Otto Perez Molina, 61, a retired general from the right-wing Patriotic Party, had 55 percent of the vote compared to 44 percent for Manuel Baldizon, 41, of the Democratic Freedom Revival party, with more than 87 percent of the votes counted, according to the country's electoral tribunal
Polls showed Perez ahead by that margin going into election day. While many predicted the race would be much closer, analysts also said a small turnout would favor Perez.
Polls closed at 6 p.m. local time (12 a.m. GMT). Turnout was about 45 percent of registered voters, according to the tribunal.
"The low participation is one of the indicators that worries us because it shows that the people don't support or feel represented by the political options," said Manfredo Marroquin of the non-governmental organization, Mirador Electoral, or Electoral Observer.
The two traded barbs on Sunday, with Perez accusing Baldizon in a news conference Sunday of offering gifts, including zinc sheeting, in exchange for votes, Baldizon urged voters not to elect someone with "blood on his hands" for Perez's involvement the military during the country's 36-year civil war.
Current President Alvaro Colom, who can't run for re-election, urged both sides to respect the results from the electoral tribunal "to avoid violence and illegal acts."
Colom said 106 people had been detained nationwide on suspicion of violating of various election laws.
Baldizon barely registered in the polls when campaigning began six months ago and has risen dramatically since. The businessman has made many promises that some considered outlandish, including that he would take Guatemala's soccer team to the World Cup. But other promises are appealing in a country with rampant poverty and crime, including giving workers an extra month's salary a year, reinstating the death penalty and televising executions.
More than half of Guatemalans live in poverty in a nation 14 million overrun by organized crime and Mexican drug cartels. President Alvaro Colom has had to send troops to retake some provinces from the Zetas drug gang, including Baldizon's home state of Peten bordering Mexico.
Guatemala has one of the highest murder rates in the world, a product of gang and cartel violence, along with the legacy of its 1960-1996 civil war in which the army, police and paramilitary are blamed for killed the vast majority of 200,000 victims ' most of whom were Mayan.
Perez would be the first former military leader elected president in Guatemala 25 years after the end of brutal military rule. While that concerns some international groups, Guatemala has a young population and many don't remember the war.
Witnesses say hundreds of villages were obliterated by the army's scorched-earth policy. Perez has said there were no massacres or genocide.
He has never been charged with any atrocities and was one of the army's chief representatives in negotiating the 1996 peace accords.
Perez's campaigning focused on fighting the street gangs and cartels. Both candidates lean to the right after the center-left party of Colom failed to field a candidate. Colom cannot run for re-election.
Perez narrowly lost four years ago to Colom, a leftist who promised to fight crime with social programs, but whom many considered weak.
The wild card has been the sudden popularity of Baldizon, who the traditional ruling class in Guatemala has painted as inept.

## Tasks to carry out
[1] Condense the paragraph of the Guatemala election text that opens "Baldizon barely registered in the polls" into a shorter version that keeps its main facts.
[2] From the Guatemala election text, reproduce the passage that begins at the words "Guatemala has one" and stops after "1996 peace accords.", switching "villages" to "communities".
[3] Answer these questions from the Guatemala election text.
(a) What share of registered voters turned out, according to the tribunal?
(b) How many people did Colom say had been detained nationwide on suspicion of violating election laws?
(c) What role did Perez play in the 1996 peace accords?

## Extracted records

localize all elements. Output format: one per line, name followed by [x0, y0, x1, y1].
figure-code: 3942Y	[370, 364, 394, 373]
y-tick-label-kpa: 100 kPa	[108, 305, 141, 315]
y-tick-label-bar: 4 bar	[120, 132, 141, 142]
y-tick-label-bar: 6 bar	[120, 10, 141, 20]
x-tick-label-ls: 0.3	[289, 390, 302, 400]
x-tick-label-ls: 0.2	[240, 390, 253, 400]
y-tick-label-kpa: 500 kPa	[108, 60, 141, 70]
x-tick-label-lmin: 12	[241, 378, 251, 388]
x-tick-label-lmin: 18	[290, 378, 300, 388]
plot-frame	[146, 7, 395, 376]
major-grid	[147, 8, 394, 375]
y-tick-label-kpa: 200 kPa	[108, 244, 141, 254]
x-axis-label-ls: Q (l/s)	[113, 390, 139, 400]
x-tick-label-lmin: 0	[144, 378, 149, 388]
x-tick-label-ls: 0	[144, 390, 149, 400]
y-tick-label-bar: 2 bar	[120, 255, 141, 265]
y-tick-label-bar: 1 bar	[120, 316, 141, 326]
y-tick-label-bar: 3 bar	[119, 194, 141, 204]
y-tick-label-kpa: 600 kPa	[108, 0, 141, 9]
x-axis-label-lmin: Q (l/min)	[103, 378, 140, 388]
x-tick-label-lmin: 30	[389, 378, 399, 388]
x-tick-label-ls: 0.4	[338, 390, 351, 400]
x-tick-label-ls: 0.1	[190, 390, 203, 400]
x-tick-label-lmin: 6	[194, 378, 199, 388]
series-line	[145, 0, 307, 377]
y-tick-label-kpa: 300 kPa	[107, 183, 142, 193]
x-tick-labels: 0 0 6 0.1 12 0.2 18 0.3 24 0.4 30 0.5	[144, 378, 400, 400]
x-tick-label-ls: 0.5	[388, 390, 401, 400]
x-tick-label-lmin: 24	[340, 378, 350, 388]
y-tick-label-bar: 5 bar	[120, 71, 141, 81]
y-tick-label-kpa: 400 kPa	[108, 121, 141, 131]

## The answers
[1] Baldizon, a businessman, barely registered in the polls when campaigning began six months ago but has risen dramatically since. Some of his promises were considered outlandish, such as taking Guatemala's soccer team to the World Cup. Others appeal in a country with rampant poverty and crime: an extra month's salary a year for workers, reinstating the death penalty, and televising executions.

[2]
Guatemala has one of the highest murder rates in the world, a product of gang and cartel violence, along with the legacy of its 1960-1996 civil war in which the army, police and paramilitary are blamed for killed the vast majority of 200,000 victims ' most of whom were Mayan.
Perez would be the first former military leader elected president in Guatemala 25 years after the end of brutal military rule. While that concerns some international groups, Guatemala has a young population and many don't remember the war.
Witnesses say hundreds of communities were obliterated by the army's scorched-earth policy. Perez has said there were no massacres or genocide.
He has never been charged with any atrocities and was one of the army's chief representatives in negotiating the 1996 peace accords.

[3]
(a) About 45 percent.
(b) 106 people.
(c) He was one of the army's chief representatives in negotiating them.